* AIM
Say how many lines of these entries include the word "Leads", and answer with the number alone.

* ROWS
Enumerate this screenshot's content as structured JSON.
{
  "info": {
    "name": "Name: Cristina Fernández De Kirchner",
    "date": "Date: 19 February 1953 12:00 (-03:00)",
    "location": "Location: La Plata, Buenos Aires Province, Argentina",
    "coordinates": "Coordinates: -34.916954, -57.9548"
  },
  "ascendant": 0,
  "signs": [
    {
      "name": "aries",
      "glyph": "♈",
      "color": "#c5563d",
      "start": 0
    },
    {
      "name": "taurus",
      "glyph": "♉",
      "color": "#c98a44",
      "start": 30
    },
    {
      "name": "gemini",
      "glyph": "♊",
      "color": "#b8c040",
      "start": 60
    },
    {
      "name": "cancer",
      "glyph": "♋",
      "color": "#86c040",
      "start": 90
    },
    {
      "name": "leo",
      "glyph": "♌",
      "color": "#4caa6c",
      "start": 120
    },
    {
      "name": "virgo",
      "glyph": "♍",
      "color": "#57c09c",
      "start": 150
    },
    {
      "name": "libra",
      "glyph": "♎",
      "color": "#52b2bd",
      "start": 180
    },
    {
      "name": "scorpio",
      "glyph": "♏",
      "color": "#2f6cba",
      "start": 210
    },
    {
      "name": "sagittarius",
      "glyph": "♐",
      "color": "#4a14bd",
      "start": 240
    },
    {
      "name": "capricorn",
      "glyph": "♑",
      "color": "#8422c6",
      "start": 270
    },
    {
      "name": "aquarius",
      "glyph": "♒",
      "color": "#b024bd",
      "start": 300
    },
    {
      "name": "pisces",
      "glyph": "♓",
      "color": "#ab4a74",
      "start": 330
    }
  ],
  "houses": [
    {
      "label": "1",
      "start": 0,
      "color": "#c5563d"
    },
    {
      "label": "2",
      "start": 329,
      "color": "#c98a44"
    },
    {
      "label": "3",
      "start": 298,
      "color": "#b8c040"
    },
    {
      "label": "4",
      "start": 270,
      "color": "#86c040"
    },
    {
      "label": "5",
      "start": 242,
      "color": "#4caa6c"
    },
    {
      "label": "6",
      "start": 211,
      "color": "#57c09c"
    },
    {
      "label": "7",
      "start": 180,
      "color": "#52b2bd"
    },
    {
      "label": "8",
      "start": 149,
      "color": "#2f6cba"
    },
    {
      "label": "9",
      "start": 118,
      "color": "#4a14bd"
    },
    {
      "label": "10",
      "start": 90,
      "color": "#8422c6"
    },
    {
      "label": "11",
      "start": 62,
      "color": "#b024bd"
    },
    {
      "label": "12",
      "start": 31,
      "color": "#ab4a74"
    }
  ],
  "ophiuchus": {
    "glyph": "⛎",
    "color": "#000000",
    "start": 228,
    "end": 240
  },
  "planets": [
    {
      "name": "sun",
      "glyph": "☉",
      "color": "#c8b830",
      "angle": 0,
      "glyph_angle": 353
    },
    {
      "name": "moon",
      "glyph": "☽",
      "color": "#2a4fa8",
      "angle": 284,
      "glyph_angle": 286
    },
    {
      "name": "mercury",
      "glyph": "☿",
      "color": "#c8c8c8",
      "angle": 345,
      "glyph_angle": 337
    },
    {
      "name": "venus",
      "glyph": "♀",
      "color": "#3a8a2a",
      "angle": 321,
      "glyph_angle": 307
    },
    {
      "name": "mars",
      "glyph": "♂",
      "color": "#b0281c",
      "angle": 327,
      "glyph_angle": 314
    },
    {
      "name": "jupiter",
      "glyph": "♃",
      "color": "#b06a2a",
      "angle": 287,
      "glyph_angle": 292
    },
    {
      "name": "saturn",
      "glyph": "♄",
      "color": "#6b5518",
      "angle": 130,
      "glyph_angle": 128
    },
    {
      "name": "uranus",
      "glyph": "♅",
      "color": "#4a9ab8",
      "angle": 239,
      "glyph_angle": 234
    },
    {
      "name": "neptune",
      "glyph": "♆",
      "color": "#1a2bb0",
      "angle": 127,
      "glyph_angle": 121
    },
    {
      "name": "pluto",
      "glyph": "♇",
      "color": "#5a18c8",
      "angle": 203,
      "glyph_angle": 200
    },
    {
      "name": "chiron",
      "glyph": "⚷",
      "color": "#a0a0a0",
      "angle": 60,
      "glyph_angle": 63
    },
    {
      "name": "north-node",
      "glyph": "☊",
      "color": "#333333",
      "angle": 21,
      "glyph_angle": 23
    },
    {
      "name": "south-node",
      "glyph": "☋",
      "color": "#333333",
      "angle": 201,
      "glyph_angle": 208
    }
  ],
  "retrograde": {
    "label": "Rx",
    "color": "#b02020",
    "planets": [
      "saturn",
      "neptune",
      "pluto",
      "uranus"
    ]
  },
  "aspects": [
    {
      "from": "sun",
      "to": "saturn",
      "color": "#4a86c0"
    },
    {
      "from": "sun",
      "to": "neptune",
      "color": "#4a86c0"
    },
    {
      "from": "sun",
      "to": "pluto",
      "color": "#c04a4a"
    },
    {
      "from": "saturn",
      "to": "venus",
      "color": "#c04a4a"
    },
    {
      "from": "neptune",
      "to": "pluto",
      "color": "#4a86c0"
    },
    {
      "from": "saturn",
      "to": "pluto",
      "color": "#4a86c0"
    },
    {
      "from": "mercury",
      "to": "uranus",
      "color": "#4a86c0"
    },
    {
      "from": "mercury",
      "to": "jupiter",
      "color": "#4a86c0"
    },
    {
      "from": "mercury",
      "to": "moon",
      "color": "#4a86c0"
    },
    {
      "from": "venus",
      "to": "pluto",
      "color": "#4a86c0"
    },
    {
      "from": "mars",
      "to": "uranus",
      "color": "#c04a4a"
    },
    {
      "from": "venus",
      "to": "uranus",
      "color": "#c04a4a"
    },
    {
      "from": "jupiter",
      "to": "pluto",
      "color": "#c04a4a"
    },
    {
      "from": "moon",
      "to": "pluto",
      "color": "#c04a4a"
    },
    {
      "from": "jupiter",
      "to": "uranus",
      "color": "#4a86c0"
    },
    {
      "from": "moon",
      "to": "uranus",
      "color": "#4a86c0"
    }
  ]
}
...
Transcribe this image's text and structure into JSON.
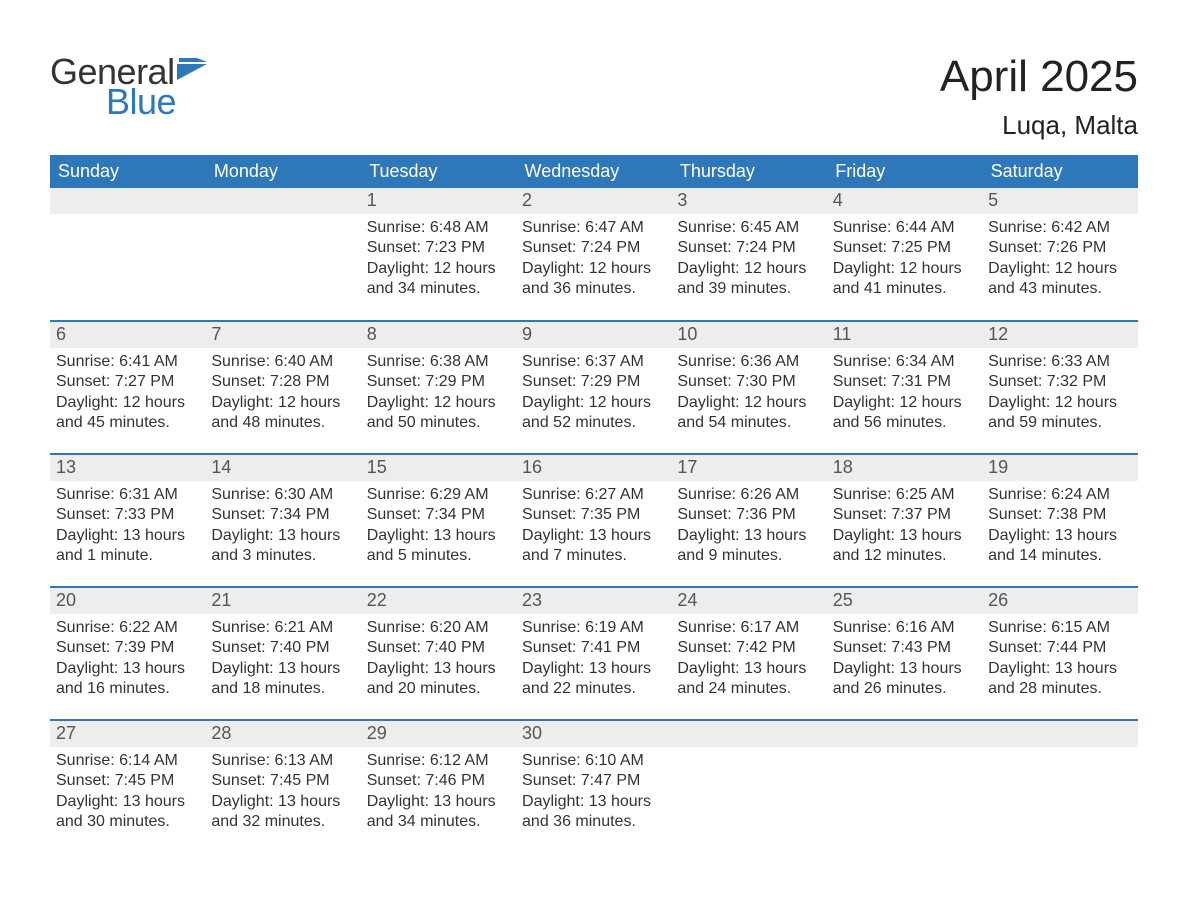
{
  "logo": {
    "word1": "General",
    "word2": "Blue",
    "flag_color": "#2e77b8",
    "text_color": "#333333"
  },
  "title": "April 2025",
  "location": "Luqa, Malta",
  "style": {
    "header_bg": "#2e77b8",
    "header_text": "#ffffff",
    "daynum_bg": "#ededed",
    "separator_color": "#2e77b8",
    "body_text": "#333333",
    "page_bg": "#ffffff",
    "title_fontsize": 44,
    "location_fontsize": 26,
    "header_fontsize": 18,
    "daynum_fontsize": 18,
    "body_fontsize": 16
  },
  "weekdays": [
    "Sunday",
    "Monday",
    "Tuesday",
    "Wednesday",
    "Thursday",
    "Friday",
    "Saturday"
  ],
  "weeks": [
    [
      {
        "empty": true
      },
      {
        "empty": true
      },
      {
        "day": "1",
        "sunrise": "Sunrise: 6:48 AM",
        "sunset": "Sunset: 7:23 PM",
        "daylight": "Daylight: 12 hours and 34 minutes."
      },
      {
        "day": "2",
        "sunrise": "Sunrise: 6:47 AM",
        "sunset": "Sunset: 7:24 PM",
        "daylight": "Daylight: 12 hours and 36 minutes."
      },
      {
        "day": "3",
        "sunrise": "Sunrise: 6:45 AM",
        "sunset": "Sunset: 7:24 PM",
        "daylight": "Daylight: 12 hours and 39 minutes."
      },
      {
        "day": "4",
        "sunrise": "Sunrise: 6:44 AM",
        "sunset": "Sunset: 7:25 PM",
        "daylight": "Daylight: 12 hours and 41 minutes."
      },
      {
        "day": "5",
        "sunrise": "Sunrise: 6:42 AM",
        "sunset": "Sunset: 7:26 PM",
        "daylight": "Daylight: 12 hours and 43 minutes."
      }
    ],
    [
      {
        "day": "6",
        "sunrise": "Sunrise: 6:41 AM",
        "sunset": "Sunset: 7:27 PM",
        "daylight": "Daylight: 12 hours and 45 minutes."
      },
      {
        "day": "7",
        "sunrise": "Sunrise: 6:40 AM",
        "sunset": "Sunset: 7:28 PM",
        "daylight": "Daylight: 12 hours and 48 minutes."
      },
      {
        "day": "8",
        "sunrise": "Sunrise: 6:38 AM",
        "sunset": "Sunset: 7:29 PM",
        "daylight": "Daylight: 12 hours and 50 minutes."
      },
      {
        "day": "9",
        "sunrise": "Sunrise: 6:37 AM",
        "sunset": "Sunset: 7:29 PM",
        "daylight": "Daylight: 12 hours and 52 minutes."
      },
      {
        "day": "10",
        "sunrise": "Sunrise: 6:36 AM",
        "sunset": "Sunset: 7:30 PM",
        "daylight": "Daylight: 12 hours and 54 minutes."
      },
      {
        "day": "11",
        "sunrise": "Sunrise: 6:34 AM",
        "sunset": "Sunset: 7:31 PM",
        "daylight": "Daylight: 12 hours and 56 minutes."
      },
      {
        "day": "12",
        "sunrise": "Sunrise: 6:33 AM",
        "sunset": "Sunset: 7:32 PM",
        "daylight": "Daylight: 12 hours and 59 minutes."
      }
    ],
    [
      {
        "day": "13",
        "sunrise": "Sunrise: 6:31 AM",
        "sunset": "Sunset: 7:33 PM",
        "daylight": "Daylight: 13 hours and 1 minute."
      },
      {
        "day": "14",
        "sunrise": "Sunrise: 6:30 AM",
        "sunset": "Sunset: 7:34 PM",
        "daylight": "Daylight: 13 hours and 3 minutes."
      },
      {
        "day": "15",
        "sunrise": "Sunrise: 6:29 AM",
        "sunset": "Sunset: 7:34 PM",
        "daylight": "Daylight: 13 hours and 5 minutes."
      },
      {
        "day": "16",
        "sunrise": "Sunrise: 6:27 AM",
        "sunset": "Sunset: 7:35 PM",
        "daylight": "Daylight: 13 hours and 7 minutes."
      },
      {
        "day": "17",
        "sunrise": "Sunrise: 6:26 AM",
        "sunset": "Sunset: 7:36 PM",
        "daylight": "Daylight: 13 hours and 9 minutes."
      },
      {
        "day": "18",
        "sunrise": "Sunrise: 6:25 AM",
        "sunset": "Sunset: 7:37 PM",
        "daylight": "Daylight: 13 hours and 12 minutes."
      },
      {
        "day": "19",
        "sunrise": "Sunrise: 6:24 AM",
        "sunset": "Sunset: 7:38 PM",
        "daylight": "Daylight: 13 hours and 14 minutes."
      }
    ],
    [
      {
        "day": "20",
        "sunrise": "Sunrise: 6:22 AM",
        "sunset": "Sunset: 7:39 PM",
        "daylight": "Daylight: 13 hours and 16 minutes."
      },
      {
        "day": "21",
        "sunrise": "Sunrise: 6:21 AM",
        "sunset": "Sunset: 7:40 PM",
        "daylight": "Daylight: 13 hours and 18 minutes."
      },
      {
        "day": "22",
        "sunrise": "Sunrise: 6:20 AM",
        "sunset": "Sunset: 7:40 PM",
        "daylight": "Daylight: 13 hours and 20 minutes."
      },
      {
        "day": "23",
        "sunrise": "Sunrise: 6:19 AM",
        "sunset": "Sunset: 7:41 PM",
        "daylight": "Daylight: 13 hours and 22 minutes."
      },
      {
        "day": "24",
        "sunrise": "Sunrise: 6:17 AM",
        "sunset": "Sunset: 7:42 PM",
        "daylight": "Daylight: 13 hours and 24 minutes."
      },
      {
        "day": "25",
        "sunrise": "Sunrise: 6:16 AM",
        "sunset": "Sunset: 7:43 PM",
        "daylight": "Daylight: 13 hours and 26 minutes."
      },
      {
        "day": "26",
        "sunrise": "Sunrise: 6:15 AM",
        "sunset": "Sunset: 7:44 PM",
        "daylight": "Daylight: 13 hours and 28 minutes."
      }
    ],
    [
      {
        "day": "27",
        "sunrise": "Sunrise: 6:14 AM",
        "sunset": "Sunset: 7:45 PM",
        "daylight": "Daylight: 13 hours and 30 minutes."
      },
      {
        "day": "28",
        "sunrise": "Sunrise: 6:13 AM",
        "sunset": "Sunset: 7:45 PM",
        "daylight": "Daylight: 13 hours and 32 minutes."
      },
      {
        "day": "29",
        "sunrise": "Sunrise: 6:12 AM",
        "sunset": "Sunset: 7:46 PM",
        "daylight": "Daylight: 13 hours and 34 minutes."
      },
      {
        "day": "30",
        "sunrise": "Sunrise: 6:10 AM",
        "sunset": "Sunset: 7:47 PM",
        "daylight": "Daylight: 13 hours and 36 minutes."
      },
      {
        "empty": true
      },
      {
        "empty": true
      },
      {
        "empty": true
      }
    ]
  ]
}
* * *
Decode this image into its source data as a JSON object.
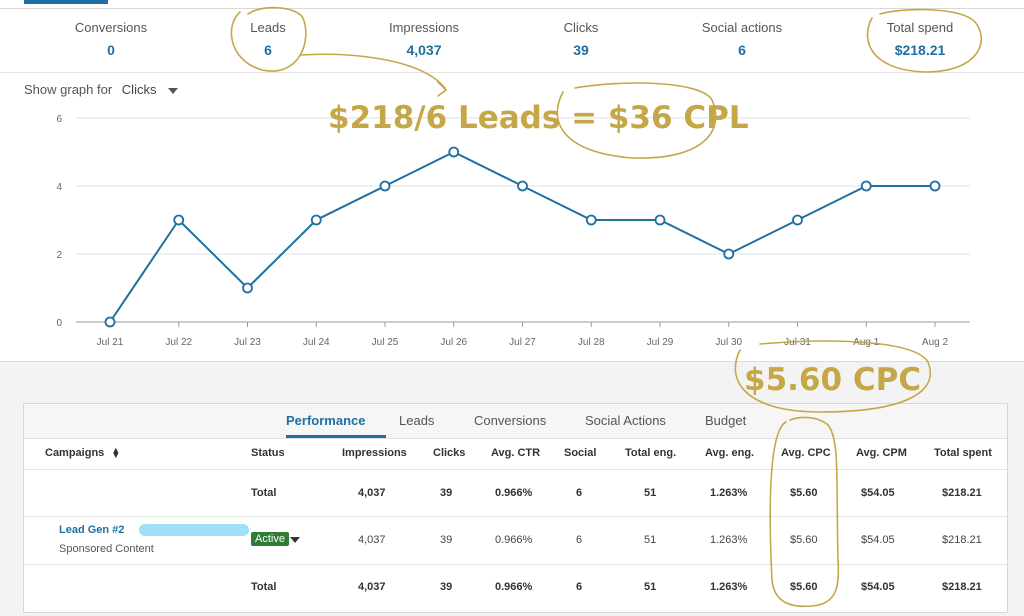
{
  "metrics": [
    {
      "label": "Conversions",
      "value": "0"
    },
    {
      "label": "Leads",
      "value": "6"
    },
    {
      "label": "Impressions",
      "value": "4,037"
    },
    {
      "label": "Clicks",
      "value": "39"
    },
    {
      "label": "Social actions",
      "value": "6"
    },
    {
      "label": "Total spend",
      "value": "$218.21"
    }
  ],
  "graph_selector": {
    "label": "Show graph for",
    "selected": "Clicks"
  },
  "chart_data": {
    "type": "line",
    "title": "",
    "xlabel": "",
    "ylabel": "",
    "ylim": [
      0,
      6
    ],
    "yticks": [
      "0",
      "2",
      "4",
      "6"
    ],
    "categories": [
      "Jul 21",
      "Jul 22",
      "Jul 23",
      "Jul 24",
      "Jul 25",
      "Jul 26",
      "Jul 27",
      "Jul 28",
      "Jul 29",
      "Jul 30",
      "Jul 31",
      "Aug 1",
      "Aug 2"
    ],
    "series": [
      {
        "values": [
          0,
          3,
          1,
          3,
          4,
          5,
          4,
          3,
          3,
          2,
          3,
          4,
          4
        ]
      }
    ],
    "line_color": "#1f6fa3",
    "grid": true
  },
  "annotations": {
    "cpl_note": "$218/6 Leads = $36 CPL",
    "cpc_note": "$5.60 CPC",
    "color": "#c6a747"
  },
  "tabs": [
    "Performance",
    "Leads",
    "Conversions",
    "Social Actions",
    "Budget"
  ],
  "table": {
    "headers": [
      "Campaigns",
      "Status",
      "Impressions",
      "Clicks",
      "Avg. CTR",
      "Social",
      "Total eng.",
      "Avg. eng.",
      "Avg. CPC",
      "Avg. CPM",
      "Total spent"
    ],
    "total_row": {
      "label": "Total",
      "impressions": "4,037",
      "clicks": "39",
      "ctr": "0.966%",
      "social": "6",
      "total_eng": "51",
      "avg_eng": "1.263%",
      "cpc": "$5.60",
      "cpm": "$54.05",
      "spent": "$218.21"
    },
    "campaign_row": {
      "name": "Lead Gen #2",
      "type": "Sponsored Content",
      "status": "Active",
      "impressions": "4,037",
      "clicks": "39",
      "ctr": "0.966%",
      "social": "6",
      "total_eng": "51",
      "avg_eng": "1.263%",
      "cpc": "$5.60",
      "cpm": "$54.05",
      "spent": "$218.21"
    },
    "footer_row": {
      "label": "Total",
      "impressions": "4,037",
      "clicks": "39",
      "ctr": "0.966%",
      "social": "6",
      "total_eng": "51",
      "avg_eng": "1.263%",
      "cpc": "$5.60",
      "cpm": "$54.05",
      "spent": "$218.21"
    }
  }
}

* THE SOLUTION
3